━━━━━ EXCERPTED DATA ━━━━━

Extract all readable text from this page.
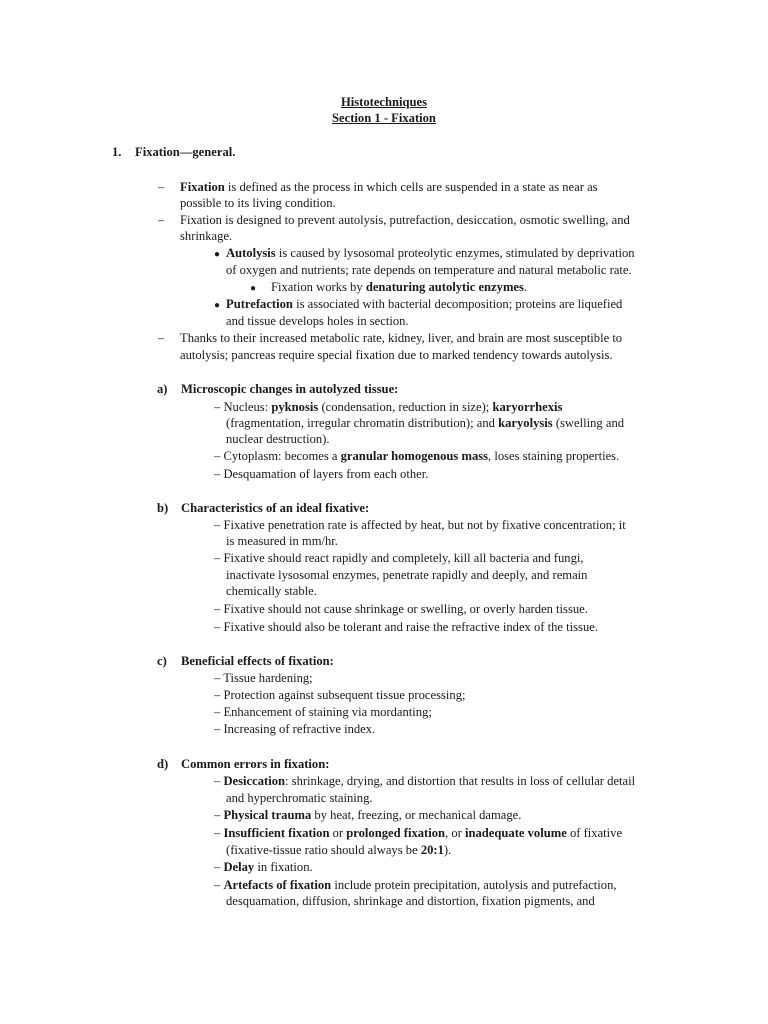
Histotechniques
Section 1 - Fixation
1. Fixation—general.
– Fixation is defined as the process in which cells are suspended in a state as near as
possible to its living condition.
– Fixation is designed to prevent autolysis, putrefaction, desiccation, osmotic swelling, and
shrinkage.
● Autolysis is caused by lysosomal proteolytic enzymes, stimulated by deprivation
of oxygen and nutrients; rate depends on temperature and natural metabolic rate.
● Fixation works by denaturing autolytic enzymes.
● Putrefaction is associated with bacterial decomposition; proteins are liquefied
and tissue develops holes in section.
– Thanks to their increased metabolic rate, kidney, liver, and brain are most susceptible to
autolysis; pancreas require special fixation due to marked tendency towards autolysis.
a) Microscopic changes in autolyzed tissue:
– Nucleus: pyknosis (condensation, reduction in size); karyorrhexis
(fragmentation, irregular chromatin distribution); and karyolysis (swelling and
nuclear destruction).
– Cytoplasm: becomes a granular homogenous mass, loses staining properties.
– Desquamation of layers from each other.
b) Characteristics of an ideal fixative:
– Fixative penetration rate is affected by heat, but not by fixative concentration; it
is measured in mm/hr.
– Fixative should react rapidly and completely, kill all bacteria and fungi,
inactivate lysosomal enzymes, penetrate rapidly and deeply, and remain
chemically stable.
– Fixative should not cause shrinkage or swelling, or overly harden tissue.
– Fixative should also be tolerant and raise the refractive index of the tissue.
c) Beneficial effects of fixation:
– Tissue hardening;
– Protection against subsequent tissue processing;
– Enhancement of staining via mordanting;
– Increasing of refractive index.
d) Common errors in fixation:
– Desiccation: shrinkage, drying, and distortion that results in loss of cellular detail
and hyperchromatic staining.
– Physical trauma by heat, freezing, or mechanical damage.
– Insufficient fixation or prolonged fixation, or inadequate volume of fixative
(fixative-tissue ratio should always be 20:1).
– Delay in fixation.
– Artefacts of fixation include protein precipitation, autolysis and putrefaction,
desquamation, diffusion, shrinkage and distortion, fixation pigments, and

━━━━━

Strip out the images, then output the records above word for word.

Extract all readable text from this page.
Histotechniques
Section 1 - Fixation
1. Fixation—general.
– Fixation is defined as the process in which cells are suspended in a state as near as
possible to its living condition.
– Fixation is designed to prevent autolysis, putrefaction, desiccation, osmotic swelling, and
shrinkage.
● Autolysis is caused by lysosomal proteolytic enzymes, stimulated by deprivation
of oxygen and nutrients; rate depends on temperature and natural metabolic rate.
● Fixation works by denaturing autolytic enzymes.
● Putrefaction is associated with bacterial decomposition; proteins are liquefied
and tissue develops holes in section.
– Thanks to their increased metabolic rate, kidney, liver, and brain are most susceptible to
autolysis; pancreas require special fixation due to marked tendency towards autolysis.
a) Microscopic changes in autolyzed tissue:
– Nucleus: pyknosis (condensation, reduction in size); karyorrhexis
(fragmentation, irregular chromatin distribution); and karyolysis (swelling and
nuclear destruction).
– Cytoplasm: becomes a granular homogenous mass, loses staining properties.
– Desquamation of layers from each other.
b) Characteristics of an ideal fixative:
– Fixative penetration rate is affected by heat, but not by fixative concentration; it
is measured in mm/hr.
– Fixative should react rapidly and completely, kill all bacteria and fungi,
inactivate lysosomal enzymes, penetrate rapidly and deeply, and remain
chemically stable.
– Fixative should not cause shrinkage or swelling, or overly harden tissue.
– Fixative should also be tolerant and raise the refractive index of the tissue.
c) Beneficial effects of fixation:
– Tissue hardening;
– Protection against subsequent tissue processing;
– Enhancement of staining via mordanting;
– Increasing of refractive index.
d) Common errors in fixation:
– Desiccation: shrinkage, drying, and distortion that results in loss of cellular detail
and hyperchromatic staining.
– Physical trauma by heat, freezing, or mechanical damage.
– Insufficient fixation or prolonged fixation, or inadequate volume of fixative
(fixative-tissue ratio should always be 20:1).
– Delay in fixation.
– Artefacts of fixation include protein precipitation, autolysis and putrefaction,
desquamation, diffusion, shrinkage and distortion, fixation pigments, and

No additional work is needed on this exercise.